• _SET PROBLEM_: Transcribe the material below exactly as it appears.

Data entries
╔══
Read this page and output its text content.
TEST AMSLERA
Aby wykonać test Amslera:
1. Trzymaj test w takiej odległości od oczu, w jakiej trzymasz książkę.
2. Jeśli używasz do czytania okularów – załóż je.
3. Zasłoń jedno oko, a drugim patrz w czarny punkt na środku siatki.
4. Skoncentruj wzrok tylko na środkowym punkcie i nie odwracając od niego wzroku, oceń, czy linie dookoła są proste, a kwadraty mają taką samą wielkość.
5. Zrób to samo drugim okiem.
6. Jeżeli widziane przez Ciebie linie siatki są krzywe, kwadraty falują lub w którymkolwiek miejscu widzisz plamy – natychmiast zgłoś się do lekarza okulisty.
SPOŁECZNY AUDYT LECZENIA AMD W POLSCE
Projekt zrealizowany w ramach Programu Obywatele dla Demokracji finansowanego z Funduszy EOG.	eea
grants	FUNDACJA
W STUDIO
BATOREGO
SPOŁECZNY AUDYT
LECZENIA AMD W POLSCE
╚══
• _RIGHT ANSWER_:
Read this page and output its text content.
TEST AMSLERA
Aby wykonać test Amslera:
1. Trzymaj test w takiej odległości od oczu, w jakiej trzymasz książkę.
2. Jeśli używasz do czytania okularów – załóż je.
3. Zasłoń jedno oko, a drugim patrz w czarny punkt na środku siatki.
4. Skoncentruj wzrok tylko na środkowym punkcie i nie odwracając od niego wzroku, oceń, czy linie dookoła są proste, a kwadraty mają taką samą wielkość.
5. Zrób to samo drugim okiem.
6. Jeżeli widziane przez Ciebie linie siatki są krzywe, kwadraty falują lub w którymkolwiek miejscu widzisz plamy – natychmiast zgłoś się do lekarza okulisty.
SPOŁECZNY AUDYT LECZENIA AMD W POLSCE
Projekt zrealizowany w ramach Programu Obywatele dla Demokracji finansowanego z Funduszy EOG.	eea
grants	FUNDACJA
W STUDIO
BATOREGO
SPOŁECZNY AUDYT
LECZENIA AMD W POLSCE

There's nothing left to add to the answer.